STATED PROBLEM >>
Filter the entries and keep only the lines where the string "Length" appears.

--- Start of MATERIAL FOR THE TASK ---

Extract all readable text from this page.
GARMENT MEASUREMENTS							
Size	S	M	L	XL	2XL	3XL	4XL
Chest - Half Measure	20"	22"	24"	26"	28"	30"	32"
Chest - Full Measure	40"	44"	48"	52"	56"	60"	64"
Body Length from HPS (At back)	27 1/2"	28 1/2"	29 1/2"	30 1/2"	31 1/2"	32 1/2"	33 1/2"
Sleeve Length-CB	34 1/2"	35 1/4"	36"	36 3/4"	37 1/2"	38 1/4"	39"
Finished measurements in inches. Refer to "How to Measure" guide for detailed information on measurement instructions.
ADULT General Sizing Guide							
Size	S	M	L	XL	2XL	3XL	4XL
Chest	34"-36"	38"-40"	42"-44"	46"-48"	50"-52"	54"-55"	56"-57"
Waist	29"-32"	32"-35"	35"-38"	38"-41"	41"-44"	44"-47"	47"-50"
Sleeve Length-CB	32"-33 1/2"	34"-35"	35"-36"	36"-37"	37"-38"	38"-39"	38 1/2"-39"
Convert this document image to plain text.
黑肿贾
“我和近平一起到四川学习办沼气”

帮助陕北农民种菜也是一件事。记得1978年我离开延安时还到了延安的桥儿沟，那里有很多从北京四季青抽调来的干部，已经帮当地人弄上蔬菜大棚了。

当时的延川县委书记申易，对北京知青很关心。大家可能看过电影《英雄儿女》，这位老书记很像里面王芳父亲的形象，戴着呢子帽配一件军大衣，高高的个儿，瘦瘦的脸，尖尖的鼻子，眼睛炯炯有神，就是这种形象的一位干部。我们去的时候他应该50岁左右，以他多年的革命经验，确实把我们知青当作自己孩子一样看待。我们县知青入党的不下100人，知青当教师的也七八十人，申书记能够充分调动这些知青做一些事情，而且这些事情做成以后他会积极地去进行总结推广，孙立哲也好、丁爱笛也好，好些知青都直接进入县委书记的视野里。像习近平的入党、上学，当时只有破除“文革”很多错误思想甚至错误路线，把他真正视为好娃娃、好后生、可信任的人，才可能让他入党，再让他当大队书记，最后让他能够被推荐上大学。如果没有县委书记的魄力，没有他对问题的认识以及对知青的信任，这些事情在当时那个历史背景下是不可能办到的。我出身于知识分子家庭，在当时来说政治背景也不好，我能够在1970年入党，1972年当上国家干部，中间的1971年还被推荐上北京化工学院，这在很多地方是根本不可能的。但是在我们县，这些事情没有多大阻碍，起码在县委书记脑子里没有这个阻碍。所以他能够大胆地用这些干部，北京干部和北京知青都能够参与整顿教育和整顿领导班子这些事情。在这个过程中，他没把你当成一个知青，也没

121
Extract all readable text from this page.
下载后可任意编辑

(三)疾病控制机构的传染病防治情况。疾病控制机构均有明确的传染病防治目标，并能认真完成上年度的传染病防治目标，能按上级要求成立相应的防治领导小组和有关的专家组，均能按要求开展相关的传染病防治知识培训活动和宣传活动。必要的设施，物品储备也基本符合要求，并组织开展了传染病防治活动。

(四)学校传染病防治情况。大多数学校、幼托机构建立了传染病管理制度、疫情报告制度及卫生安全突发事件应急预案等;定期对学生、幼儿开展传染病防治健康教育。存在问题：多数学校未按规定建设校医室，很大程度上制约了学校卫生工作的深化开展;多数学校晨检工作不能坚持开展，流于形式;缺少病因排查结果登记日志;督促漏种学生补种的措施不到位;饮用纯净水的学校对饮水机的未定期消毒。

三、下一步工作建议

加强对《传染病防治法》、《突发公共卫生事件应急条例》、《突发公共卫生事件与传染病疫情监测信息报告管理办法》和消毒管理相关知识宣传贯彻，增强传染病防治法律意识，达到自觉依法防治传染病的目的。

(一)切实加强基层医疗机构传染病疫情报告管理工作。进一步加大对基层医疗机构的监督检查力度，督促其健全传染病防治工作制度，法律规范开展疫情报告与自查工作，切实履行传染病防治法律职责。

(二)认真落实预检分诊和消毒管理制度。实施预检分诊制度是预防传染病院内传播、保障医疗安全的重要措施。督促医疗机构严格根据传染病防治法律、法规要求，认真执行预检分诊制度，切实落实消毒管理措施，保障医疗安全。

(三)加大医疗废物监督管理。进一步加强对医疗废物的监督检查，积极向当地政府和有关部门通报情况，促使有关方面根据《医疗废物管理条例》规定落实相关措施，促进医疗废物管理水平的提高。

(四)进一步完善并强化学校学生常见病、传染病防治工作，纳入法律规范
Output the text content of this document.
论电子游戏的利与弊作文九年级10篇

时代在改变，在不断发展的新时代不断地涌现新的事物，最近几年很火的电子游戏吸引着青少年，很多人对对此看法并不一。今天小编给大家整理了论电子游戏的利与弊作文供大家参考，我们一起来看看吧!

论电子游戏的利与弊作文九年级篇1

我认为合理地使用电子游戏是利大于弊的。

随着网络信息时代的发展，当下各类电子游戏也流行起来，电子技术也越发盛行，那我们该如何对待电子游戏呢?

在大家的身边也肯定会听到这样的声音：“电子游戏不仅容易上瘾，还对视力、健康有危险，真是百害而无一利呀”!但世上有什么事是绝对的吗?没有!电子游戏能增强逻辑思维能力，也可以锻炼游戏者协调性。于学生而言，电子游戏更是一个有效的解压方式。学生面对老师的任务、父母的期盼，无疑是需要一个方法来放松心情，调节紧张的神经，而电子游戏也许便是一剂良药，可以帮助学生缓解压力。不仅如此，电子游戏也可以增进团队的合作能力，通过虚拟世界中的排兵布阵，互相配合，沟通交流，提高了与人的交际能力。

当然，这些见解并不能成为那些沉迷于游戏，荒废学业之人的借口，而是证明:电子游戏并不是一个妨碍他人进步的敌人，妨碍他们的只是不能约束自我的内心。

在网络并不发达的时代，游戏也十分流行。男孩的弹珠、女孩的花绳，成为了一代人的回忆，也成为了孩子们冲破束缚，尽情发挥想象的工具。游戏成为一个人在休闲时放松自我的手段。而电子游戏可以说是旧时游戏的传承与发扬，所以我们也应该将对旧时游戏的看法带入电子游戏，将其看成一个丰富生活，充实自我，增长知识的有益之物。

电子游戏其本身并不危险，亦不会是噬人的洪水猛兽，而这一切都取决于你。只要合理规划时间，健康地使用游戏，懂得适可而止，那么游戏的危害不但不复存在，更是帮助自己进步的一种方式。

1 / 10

--- End of MATERIAL FOR THE TASK ---

EXPECTED ANSWER >>
Body Length from HPS (At back)	27 1/2"	28 1/2"	29 1/2"	30 1/2"	31 1/2"	32 1/2"	33 1/2"
Sleeve Length-CB	34 1/2"	35 1/4"	36"	36 3/4"	37 1/2"	38 1/4"	39"
Sleeve Length-CB	32"-33 1/2"	34"-35"	35"-36"	36"-37"	37"-38"	38"-39"	38 1/2"-39"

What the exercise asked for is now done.